start SOURCE RECORDS
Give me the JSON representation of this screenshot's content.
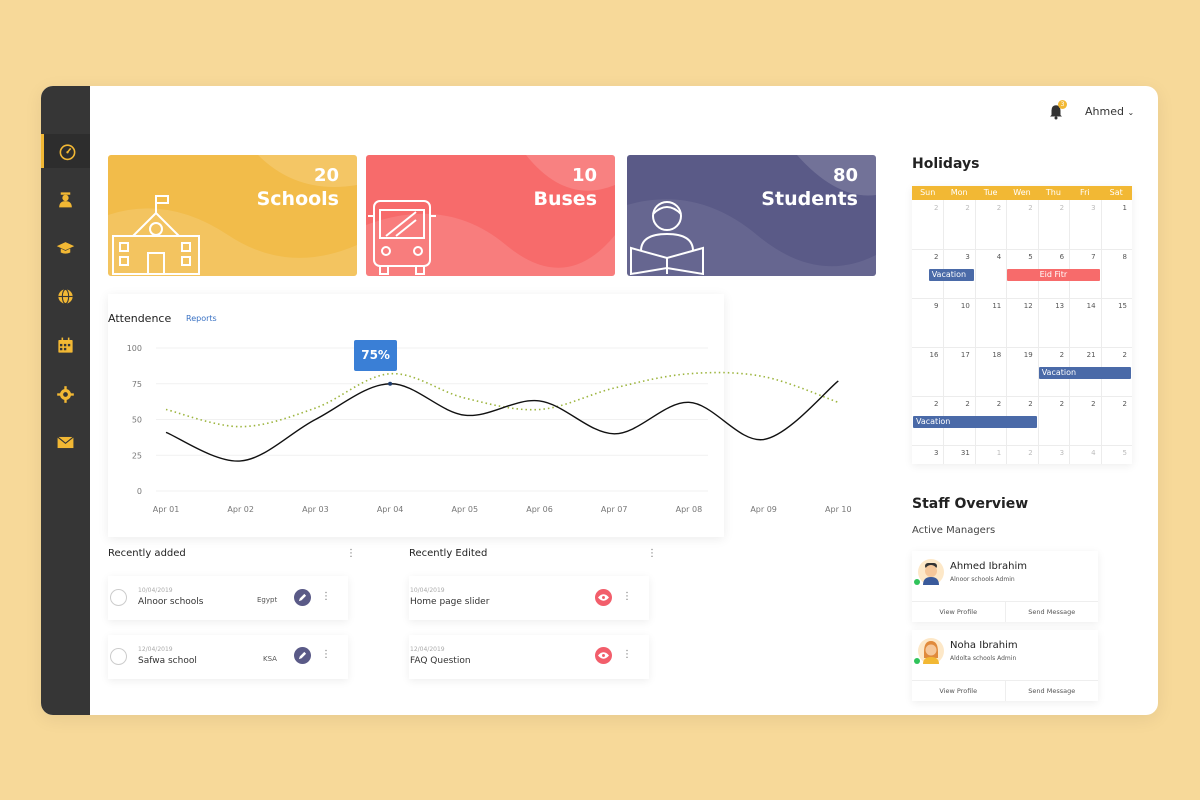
{
  "header": {
    "user_name": "Ahmed",
    "notification_count": "3"
  },
  "sidebar": {
    "items": [
      {
        "icon": "speedometer-icon",
        "active": true
      },
      {
        "icon": "user-icon",
        "active": false
      },
      {
        "icon": "graduation-cap-icon",
        "active": false
      },
      {
        "icon": "globe-icon",
        "active": false
      },
      {
        "icon": "calendar-icon",
        "active": false
      },
      {
        "icon": "gear-icon",
        "active": false
      },
      {
        "icon": "envelope-icon",
        "active": false
      }
    ]
  },
  "stats": [
    {
      "value": "20",
      "label": "Schools",
      "color": "#f2bc4a"
    },
    {
      "value": "10",
      "label": "Buses",
      "color": "#f76b6b"
    },
    {
      "value": "80",
      "label": "Students",
      "color": "#5a5a87"
    }
  ],
  "attendance": {
    "title": "Attendence",
    "link": "Reports",
    "tooltip": "75%"
  },
  "chart_data": {
    "type": "line",
    "title": "Attendence",
    "x": [
      "Apr 01",
      "Apr 02",
      "Apr 03",
      "Apr 04",
      "Apr 05",
      "Apr 06",
      "Apr 07",
      "Apr 08",
      "Apr 09",
      "Apr 10"
    ],
    "ylim": [
      0,
      100
    ],
    "yticks": [
      0,
      25,
      50,
      75,
      100
    ],
    "series": [
      {
        "style": "solid",
        "color": "#111111",
        "values": [
          41,
          21,
          50,
          75,
          53,
          63,
          40,
          62,
          36,
          77
        ]
      },
      {
        "style": "dotted",
        "color": "#9db53f",
        "values": [
          57,
          45,
          58,
          82,
          65,
          57,
          72,
          82,
          80,
          62
        ]
      }
    ],
    "grid": true,
    "legend": "none"
  },
  "recently_added": {
    "title": "Recently added",
    "items": [
      {
        "date": "10/04/2019",
        "name": "Alnoor schools",
        "country": "Egypt"
      },
      {
        "date": "12/04/2019",
        "name": "Safwa school",
        "country": "KSA"
      }
    ]
  },
  "recently_edited": {
    "title": "Recently Edited",
    "items": [
      {
        "date": "10/04/2019",
        "name": "Home page slider"
      },
      {
        "date": "12/04/2019",
        "name": "FAQ Question"
      }
    ]
  },
  "holidays": {
    "title": "Holidays",
    "weekdays": [
      "Sun",
      "Mon",
      "Tue",
      "Wen",
      "Thu",
      "Fri",
      "Sat"
    ],
    "weeks": [
      [
        "2",
        "2",
        "2",
        "2",
        "2",
        "3",
        "1"
      ],
      [
        "2",
        "3",
        "4",
        "5",
        "6",
        "7",
        "8"
      ],
      [
        "9",
        "10",
        "11",
        "12",
        "13",
        "14",
        "15"
      ],
      [
        "16",
        "17",
        "18",
        "19",
        "2",
        "21",
        "2"
      ],
      [
        "2",
        "2",
        "2",
        "2",
        "2",
        "2",
        "2"
      ],
      [
        "3",
        "31",
        "1",
        "2",
        "3",
        "4",
        "5"
      ]
    ],
    "events": [
      {
        "label": "Vacation",
        "color": "#4a6aa8"
      },
      {
        "label": "Eid Fitr",
        "color": "#f76b6b"
      },
      {
        "label": "Vacation",
        "color": "#4a6aa8"
      },
      {
        "label": "Vacation",
        "color": "#4a6aa8"
      }
    ]
  },
  "staff": {
    "title": "Staff Overview",
    "subtitle": "Active Managers",
    "managers": [
      {
        "name": "Ahmed Ibrahim",
        "role": "Alnoor schools Admin",
        "view": "View Profile",
        "message": "Send Message"
      },
      {
        "name": "Noha Ibrahim",
        "role": "Aldolta schools Admin",
        "view": "View Profile",
        "message": "Send Message"
      }
    ]
  }
}
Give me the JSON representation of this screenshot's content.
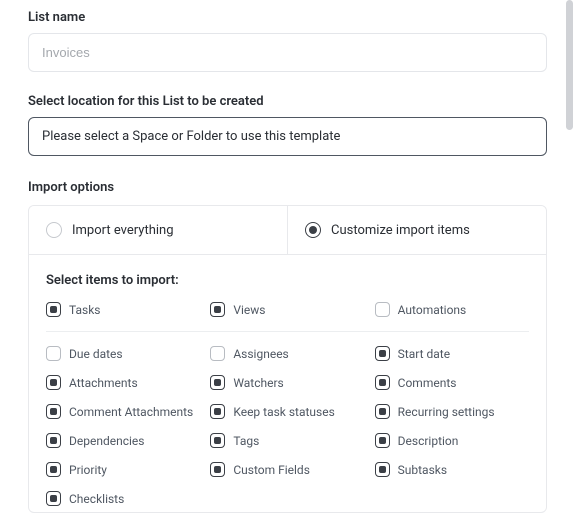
end SOURCE RECORDS
* **INSTRUCTIONS TO FOLLOW**: Each line of the material must be retyped exactly, except that images are omitted.

* **CORRECT ANSWER**:
Give me the JSON representation of this screenshot's content.
{
  "header": {
    "user_name": "Ahmed",
    "notification_count": "3"
  },
  "sidebar": {
    "items": [
      {
        "icon": "speedometer-icon",
        "active": true
      },
      {
        "icon": "user-icon",
        "active": false
      },
      {
        "icon": "graduation-cap-icon",
        "active": false
      },
      {
        "icon": "globe-icon",
        "active": false
      },
      {
        "icon": "calendar-icon",
        "active": false
      },
      {
        "icon": "gear-icon",
        "active": false
      },
      {
        "icon": "envelope-icon",
        "active": false
      }
    ]
  },
  "stats": [
    {
      "value": "20",
      "label": "Schools",
      "color": "#f2bc4a"
    },
    {
      "value": "10",
      "label": "Buses",
      "color": "#f76b6b"
    },
    {
      "value": "80",
      "label": "Students",
      "color": "#5a5a87"
    }
  ],
  "attendance": {
    "title": "Attendence",
    "link": "Reports",
    "tooltip": "75%"
  },
  "chart_data": {
    "type": "line",
    "title": "Attendence",
    "x": [
      "Apr 01",
      "Apr 02",
      "Apr 03",
      "Apr 04",
      "Apr 05",
      "Apr 06",
      "Apr 07",
      "Apr 08",
      "Apr 09",
      "Apr 10"
    ],
    "ylim": [
      0,
      100
    ],
    "yticks": [
      0,
      25,
      50,
      75,
      100
    ],
    "series": [
      {
        "style": "solid",
        "color": "#111111",
        "values": [
          41,
          21,
          50,
          75,
          53,
          63,
          40,
          62,
          36,
          77
        ]
      },
      {
        "style": "dotted",
        "color": "#9db53f",
        "values": [
          57,
          45,
          58,
          82,
          65,
          57,
          72,
          82,
          80,
          62
        ]
      }
    ],
    "grid": true,
    "legend": "none"
  },
  "recently_added": {
    "title": "Recently added",
    "items": [
      {
        "date": "10/04/2019",
        "name": "Alnoor schools",
        "country": "Egypt"
      },
      {
        "date": "12/04/2019",
        "name": "Safwa school",
        "country": "KSA"
      }
    ]
  },
  "recently_edited": {
    "title": "Recently Edited",
    "items": [
      {
        "date": "10/04/2019",
        "name": "Home page slider"
      },
      {
        "date": "12/04/2019",
        "name": "FAQ Question"
      }
    ]
  },
  "holidays": {
    "title": "Holidays",
    "weekdays": [
      "Sun",
      "Mon",
      "Tue",
      "Wen",
      "Thu",
      "Fri",
      "Sat"
    ],
    "weeks": [
      [
        "2",
        "2",
        "2",
        "2",
        "2",
        "3",
        "1"
      ],
      [
        "2",
        "3",
        "4",
        "5",
        "6",
        "7",
        "8"
      ],
      [
        "9",
        "10",
        "11",
        "12",
        "13",
        "14",
        "15"
      ],
      [
        "16",
        "17",
        "18",
        "19",
        "2",
        "21",
        "2"
      ],
      [
        "2",
        "2",
        "2",
        "2",
        "2",
        "2",
        "2"
      ],
      [
        "3",
        "31",
        "1",
        "2",
        "3",
        "4",
        "5"
      ]
    ],
    "events": [
      {
        "label": "Vacation",
        "color": "#4a6aa8"
      },
      {
        "label": "Eid Fitr",
        "color": "#f76b6b"
      },
      {
        "label": "Vacation",
        "color": "#4a6aa8"
      },
      {
        "label": "Vacation",
        "color": "#4a6aa8"
      }
    ]
  },
  "staff": {
    "title": "Staff Overview",
    "subtitle": "Active Managers",
    "managers": [
      {
        "name": "Ahmed Ibrahim",
        "role": "Alnoor schools Admin",
        "view": "View Profile",
        "message": "Send Message"
      },
      {
        "name": "Noha Ibrahim",
        "role": "Aldolta schools Admin",
        "view": "View Profile",
        "message": "Send Message"
      }
    ]
  }
}
Give me the JSON representation of this screenshot's content.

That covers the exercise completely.